What you are asked to do:
Reproduce the data below word for word, with no changes, but omit the pictures.

## Start Records supplied

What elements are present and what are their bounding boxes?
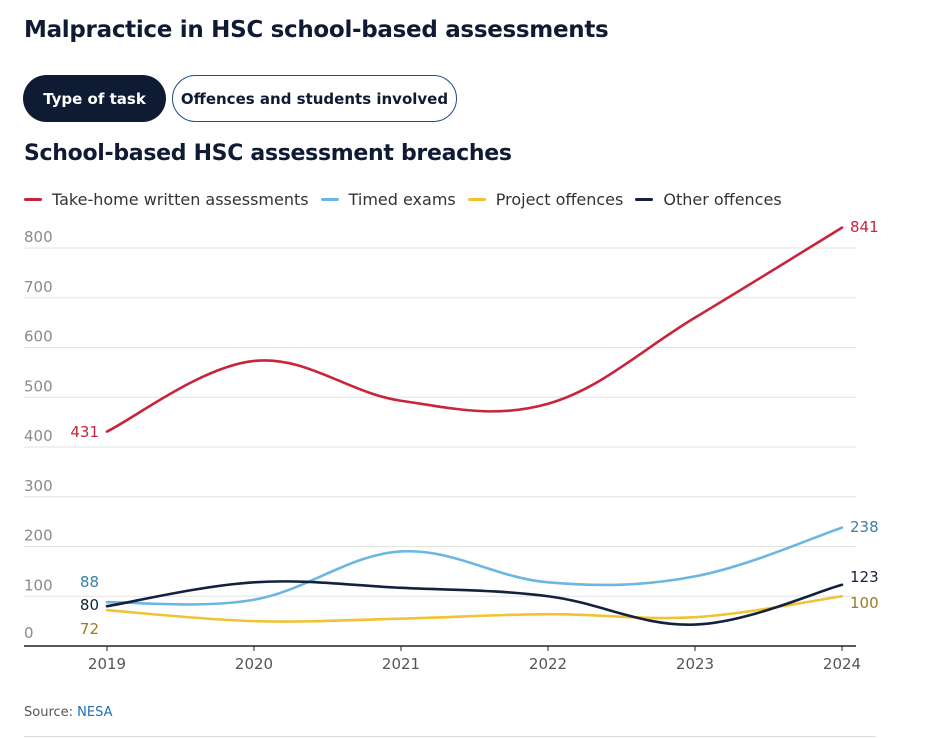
legend-swatch-project-offences xyxy=(467,197,486,201)
y-tick-500: 500 xyxy=(24,377,53,395)
legend-label-other-offences: Other offences xyxy=(663,189,782,209)
end-label-timed-exams: 238 xyxy=(850,518,879,536)
legend-swatch-timed-exams xyxy=(320,197,339,201)
y-tick-800: 800 xyxy=(24,228,53,246)
start-label-timed-exams: 88 xyxy=(80,573,99,591)
x-tick-2023: 2023 xyxy=(676,655,714,673)
series-line-timed-exams xyxy=(105,526,844,606)
source-prefix: Source: xyxy=(24,705,78,720)
x-tick-2021: 2021 xyxy=(382,655,420,673)
tab-type-of-task[interactable]: Type of task xyxy=(23,75,166,122)
legend-swatch-other-offences xyxy=(635,197,654,201)
x-tick-2020: 2020 xyxy=(235,655,273,673)
chart-title: School-based HSC assessment breaches xyxy=(24,141,512,166)
chart-legend: Take-home written assessments Timed exam… xyxy=(24,188,794,210)
legend-label-timed-exams: Timed exams xyxy=(348,189,456,209)
line-chart: 0 100 200 300 400 500 600 700 800 2019 2020 2021 202… xyxy=(24,218,879,673)
end-label-project-offences: 100 xyxy=(850,594,879,612)
end-label-take-home: 841 xyxy=(850,218,879,236)
legend-item-project-offences: Project offences xyxy=(467,189,624,209)
y-tick-600: 600 xyxy=(24,328,53,346)
y-tick-200: 200 xyxy=(24,527,53,545)
bottom-divider xyxy=(24,736,876,737)
end-label-other-offences: 123 xyxy=(850,568,879,586)
x-tick-2019: 2019 xyxy=(88,655,126,673)
legend-item-take-home: Take-home written assessments xyxy=(24,190,309,209)
tab-offences-and-students[interactable]: Offences and students involved xyxy=(172,75,457,122)
legend-label-project-offences: Project offences xyxy=(495,189,624,209)
y-tick-700: 700 xyxy=(24,278,53,296)
y-tick-100: 100 xyxy=(24,576,53,594)
start-label-project-offences: 72 xyxy=(80,620,99,638)
source-link[interactable]: NESA xyxy=(77,705,113,720)
series-line-other-offences xyxy=(105,580,844,626)
x-tick-2024: 2024 xyxy=(823,655,861,673)
page-title: Malpractice in HSC school-based assessme… xyxy=(24,17,609,43)
y-tick-300: 300 xyxy=(24,477,53,495)
y-tick-0: 0 xyxy=(24,624,34,642)
series-line-take-home xyxy=(105,226,844,433)
legend-item-other-offences: Other offences xyxy=(635,189,782,209)
series-line-project-offences xyxy=(105,594,844,623)
legend-label-take-home: Take-home written assessments xyxy=(52,189,309,209)
y-tick-400: 400 xyxy=(24,427,53,445)
source-note: Source: NESA xyxy=(24,705,113,720)
legend-swatch-take-home xyxy=(24,197,42,201)
start-label-other-offences: 80 xyxy=(80,596,99,614)
x-tick-2022: 2022 xyxy=(529,655,567,673)
legend-item-timed-exams: Timed exams xyxy=(320,189,456,209)
start-label-take-home: 431 xyxy=(70,423,99,441)
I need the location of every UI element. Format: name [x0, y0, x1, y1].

## End Records supplied

Response below:
What elements are present and what are their bounding boxes?
legend-swatch-project-offences xyxy=(467,197,486,201)
y-tick-500: 500 xyxy=(24,377,53,395)
legend-label-other-offences: Other offences xyxy=(663,189,782,209)
end-label-timed-exams: 238 xyxy=(850,518,879,536)
legend-swatch-timed-exams xyxy=(320,197,339,201)
y-tick-800: 800 xyxy=(24,228,53,246)
start-label-timed-exams: 88 xyxy=(80,573,99,591)
x-tick-2023: 2023 xyxy=(676,655,714,673)
series-line-timed-exams xyxy=(105,526,844,606)
source-prefix: Source: xyxy=(24,705,78,720)
x-tick-2021: 2021 xyxy=(382,655,420,673)
tab-type-of-task[interactable]: Type of task xyxy=(23,75,166,122)
legend-swatch-other-offences xyxy=(635,197,654,201)
x-tick-2020: 2020 xyxy=(235,655,273,673)
chart-title: School-based HSC assessment breaches xyxy=(24,141,512,166)
chart-legend: Take-home written assessments Timed exam… xyxy=(24,188,794,210)
legend-label-timed-exams: Timed exams xyxy=(348,189,456,209)
line-chart: 0 100 200 300 400 500 600 700 800 2019 2020 2021 202… xyxy=(24,218,879,673)
end-label-project-offences: 100 xyxy=(850,594,879,612)
end-label-take-home: 841 xyxy=(850,218,879,236)
legend-item-project-offences: Project offences xyxy=(467,189,624,209)
y-tick-600: 600 xyxy=(24,328,53,346)
y-tick-200: 200 xyxy=(24,527,53,545)
bottom-divider xyxy=(24,736,876,737)
end-label-other-offences: 123 xyxy=(850,568,879,586)
x-tick-2019: 2019 xyxy=(88,655,126,673)
legend-item-take-home: Take-home written assessments xyxy=(24,190,309,209)
tab-offences-and-students[interactable]: Offences and students involved xyxy=(172,75,457,122)
legend-label-project-offences: Project offences xyxy=(495,189,624,209)
y-tick-700: 700 xyxy=(24,278,53,296)
y-tick-100: 100 xyxy=(24,576,53,594)
start-label-project-offences: 72 xyxy=(80,620,99,638)
source-link[interactable]: NESA xyxy=(77,705,113,720)
series-line-other-offences xyxy=(105,580,844,626)
x-tick-2024: 2024 xyxy=(823,655,861,673)
page-title: Malpractice in HSC school-based assessme… xyxy=(24,17,609,43)
y-tick-300: 300 xyxy=(24,477,53,495)
y-tick-0: 0 xyxy=(24,624,34,642)
series-line-take-home xyxy=(105,226,844,433)
legend-item-other-offences: Other offences xyxy=(635,189,782,209)
series-line-project-offences xyxy=(105,594,844,623)
legend-label-take-home: Take-home written assessments xyxy=(52,189,309,209)
y-tick-400: 400 xyxy=(24,427,53,445)
source-note: Source: NESA xyxy=(24,705,113,720)
legend-swatch-take-home xyxy=(24,197,42,201)
start-label-other-offences: 80 xyxy=(80,596,99,614)
x-tick-2022: 2022 xyxy=(529,655,567,673)
legend-item-timed-exams: Timed exams xyxy=(320,189,456,209)
start-label-take-home: 431 xyxy=(70,423,99,441)
I need the location of every UI element. Format: name [x0, y0, x1, y1].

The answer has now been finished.